▸ DIRECTION: Check each line of the material below for "BLACK", then copy the ones that contain it.

▸ STORED RECORDS:
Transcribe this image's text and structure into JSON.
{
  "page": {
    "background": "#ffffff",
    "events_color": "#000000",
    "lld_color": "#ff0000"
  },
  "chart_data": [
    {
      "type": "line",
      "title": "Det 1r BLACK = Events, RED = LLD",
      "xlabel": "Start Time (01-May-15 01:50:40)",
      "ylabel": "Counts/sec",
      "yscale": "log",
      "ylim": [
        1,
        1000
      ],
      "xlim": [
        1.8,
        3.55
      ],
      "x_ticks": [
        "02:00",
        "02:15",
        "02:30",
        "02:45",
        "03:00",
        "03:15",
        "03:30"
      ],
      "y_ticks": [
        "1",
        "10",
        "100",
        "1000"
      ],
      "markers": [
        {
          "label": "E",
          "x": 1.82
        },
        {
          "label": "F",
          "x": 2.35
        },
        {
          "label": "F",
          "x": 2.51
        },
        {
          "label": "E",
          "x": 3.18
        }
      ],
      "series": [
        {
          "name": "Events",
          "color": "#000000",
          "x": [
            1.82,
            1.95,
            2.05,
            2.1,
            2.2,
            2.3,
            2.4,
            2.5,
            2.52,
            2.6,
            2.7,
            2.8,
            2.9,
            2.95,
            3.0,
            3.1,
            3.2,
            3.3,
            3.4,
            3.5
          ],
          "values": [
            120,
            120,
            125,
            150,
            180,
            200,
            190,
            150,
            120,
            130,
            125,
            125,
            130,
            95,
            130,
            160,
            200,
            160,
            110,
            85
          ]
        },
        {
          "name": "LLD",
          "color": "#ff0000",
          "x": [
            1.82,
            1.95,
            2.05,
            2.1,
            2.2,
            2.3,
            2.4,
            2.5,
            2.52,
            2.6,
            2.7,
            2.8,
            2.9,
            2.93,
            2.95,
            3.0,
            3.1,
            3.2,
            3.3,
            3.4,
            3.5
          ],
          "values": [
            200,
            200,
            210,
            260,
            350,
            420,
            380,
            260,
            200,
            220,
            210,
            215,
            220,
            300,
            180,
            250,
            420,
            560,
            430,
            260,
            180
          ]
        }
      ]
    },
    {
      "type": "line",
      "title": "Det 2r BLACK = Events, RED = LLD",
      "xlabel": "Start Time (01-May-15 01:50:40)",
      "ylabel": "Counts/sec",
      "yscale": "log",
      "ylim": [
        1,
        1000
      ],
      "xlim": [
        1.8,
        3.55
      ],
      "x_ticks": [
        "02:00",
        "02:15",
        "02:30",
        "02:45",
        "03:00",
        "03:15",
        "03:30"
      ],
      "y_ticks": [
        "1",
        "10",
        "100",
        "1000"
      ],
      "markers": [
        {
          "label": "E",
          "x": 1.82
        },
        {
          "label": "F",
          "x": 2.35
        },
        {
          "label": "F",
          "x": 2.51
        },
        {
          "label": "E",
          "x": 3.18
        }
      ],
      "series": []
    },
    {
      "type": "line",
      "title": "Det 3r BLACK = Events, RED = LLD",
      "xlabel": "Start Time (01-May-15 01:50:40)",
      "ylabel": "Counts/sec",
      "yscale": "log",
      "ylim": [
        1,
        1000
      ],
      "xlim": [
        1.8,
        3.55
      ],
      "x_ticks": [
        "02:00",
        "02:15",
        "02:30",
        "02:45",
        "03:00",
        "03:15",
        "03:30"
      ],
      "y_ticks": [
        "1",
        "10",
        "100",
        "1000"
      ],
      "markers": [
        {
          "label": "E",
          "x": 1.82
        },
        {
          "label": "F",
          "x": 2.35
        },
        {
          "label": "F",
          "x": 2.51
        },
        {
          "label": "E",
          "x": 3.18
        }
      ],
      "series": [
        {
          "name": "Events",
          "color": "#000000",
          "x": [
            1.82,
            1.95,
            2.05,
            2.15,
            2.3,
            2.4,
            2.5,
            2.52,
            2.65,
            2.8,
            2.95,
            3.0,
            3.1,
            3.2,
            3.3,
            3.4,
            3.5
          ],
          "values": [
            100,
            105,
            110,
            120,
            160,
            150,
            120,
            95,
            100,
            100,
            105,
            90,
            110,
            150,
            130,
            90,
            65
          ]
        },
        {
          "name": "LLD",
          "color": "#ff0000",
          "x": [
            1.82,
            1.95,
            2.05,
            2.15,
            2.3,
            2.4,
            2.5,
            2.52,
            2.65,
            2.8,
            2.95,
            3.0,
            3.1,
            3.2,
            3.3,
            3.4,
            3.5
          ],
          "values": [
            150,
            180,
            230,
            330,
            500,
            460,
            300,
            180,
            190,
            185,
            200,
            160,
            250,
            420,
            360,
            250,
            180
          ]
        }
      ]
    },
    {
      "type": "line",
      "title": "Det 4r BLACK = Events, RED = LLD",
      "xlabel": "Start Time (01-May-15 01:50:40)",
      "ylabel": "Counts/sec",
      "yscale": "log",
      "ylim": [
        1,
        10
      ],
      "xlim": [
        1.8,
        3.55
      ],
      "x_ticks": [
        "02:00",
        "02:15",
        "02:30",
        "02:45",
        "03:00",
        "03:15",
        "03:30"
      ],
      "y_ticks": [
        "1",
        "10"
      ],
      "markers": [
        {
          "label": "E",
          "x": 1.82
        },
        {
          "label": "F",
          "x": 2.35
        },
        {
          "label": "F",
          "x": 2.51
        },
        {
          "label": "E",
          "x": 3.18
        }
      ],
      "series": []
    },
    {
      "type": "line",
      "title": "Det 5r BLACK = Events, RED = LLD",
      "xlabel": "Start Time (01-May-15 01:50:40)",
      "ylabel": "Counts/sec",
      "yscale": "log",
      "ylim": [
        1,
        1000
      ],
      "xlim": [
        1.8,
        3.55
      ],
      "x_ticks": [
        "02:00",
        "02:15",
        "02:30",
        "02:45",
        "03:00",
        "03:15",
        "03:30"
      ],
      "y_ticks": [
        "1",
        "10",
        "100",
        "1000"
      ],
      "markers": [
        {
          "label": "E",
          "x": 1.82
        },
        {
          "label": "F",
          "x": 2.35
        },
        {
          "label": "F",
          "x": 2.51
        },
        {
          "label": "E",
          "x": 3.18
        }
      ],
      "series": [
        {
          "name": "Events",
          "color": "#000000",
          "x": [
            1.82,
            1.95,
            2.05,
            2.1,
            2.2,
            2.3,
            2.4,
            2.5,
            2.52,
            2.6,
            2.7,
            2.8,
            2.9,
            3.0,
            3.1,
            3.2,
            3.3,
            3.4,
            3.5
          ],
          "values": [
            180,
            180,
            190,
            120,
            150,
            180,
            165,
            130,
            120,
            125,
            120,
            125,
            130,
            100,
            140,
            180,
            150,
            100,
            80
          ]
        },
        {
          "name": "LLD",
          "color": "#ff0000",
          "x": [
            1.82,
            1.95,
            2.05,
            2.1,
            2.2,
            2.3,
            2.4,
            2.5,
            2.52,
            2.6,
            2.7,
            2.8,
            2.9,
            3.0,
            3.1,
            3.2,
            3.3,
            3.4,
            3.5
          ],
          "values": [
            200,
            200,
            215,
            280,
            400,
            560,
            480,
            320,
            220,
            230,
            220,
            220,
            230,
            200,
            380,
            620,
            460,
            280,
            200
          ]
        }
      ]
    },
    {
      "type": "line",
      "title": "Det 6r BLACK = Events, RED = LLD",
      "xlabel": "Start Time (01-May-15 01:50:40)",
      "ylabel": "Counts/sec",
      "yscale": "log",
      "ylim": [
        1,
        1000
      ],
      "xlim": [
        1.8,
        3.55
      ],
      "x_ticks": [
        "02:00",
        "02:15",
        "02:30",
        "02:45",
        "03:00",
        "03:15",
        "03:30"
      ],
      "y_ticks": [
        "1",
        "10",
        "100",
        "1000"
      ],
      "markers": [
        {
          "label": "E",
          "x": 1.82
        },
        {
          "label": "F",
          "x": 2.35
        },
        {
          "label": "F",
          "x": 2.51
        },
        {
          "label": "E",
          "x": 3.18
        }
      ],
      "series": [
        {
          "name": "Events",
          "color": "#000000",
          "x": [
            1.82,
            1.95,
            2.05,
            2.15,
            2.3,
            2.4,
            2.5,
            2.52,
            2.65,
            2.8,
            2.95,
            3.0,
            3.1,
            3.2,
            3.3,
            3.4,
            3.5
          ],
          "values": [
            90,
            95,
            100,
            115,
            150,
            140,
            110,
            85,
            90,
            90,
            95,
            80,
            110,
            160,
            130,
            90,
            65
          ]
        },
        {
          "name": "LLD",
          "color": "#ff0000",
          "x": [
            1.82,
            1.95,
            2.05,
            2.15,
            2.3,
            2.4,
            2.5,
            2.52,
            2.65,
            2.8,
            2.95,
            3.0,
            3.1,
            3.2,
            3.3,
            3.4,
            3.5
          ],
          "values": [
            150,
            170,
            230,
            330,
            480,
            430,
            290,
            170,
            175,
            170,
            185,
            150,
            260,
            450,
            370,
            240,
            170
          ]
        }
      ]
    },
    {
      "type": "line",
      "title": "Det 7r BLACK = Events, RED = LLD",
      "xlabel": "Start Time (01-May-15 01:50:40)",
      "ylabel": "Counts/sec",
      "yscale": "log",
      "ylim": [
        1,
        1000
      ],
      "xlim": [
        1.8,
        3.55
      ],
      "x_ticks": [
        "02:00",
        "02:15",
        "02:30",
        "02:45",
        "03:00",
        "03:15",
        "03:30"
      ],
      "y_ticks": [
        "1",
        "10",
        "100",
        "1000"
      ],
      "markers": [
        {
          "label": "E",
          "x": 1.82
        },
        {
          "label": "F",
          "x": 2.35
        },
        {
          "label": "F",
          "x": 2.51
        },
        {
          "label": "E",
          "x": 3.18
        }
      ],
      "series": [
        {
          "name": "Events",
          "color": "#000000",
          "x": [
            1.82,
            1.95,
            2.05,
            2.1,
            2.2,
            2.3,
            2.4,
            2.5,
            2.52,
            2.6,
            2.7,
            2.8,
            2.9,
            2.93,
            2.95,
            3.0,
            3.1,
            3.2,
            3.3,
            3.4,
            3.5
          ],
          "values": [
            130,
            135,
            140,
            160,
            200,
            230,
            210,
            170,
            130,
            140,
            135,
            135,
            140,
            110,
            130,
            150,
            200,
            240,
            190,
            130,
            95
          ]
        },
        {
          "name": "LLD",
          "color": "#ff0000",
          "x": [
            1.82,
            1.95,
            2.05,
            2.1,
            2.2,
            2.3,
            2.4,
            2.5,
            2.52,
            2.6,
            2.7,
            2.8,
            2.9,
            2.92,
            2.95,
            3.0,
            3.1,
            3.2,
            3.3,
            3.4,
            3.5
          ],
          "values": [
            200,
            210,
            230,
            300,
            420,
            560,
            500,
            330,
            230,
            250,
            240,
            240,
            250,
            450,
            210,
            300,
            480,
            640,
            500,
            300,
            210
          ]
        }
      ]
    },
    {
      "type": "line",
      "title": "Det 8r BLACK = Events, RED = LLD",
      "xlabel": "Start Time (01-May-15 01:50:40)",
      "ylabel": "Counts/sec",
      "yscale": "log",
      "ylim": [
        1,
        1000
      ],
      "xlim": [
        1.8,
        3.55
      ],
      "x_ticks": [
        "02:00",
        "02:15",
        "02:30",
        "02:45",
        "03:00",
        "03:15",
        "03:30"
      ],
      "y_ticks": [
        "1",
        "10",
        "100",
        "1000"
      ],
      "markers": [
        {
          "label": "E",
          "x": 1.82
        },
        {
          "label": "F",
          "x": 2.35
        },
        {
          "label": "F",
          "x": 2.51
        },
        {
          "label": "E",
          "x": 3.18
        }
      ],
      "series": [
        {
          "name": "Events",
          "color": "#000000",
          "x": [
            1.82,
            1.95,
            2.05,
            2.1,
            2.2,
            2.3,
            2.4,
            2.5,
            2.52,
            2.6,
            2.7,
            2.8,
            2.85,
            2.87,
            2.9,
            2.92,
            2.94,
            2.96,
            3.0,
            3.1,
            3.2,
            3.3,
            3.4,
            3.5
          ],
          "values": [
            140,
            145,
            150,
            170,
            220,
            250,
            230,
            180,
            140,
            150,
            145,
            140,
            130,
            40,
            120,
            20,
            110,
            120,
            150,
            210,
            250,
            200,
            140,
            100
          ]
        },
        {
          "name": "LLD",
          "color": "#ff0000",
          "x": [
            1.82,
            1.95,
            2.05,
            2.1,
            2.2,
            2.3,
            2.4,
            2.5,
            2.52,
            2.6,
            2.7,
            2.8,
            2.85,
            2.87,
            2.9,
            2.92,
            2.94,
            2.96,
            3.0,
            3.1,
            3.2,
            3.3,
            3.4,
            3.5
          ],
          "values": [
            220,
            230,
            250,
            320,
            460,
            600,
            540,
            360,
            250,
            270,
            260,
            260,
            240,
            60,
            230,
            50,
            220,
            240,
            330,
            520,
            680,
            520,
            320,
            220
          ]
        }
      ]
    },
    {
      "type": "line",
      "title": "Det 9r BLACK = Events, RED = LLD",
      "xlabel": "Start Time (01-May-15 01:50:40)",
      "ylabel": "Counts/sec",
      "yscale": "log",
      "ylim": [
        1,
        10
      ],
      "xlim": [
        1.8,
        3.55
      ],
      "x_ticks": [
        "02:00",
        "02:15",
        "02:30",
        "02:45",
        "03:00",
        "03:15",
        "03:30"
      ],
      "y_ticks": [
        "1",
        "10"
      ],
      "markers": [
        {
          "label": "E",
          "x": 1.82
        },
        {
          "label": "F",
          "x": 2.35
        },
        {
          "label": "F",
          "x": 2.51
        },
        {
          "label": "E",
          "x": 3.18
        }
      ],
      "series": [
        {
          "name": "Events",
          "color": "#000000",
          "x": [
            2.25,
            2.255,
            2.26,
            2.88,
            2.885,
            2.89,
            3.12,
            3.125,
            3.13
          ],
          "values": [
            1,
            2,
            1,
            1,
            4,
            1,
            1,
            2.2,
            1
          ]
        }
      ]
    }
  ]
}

▸ THE OUTPUT:
      "title": "Det 1r BLACK = Events, RED = LLD",
      "title": "Det 2r BLACK = Events, RED = LLD",
      "title": "Det 3r BLACK = Events, RED = LLD",
      "title": "Det 4r BLACK = Events, RED = LLD",
      "title": "Det 5r BLACK = Events, RED = LLD",
      "title": "Det 6r BLACK = Events, RED = LLD",
      "title": "Det 7r BLACK = Events, RED = LLD",
      "title": "Det 8r BLACK = Events, RED = LLD",
      "title": "Det 9r BLACK = Events, RED = LLD",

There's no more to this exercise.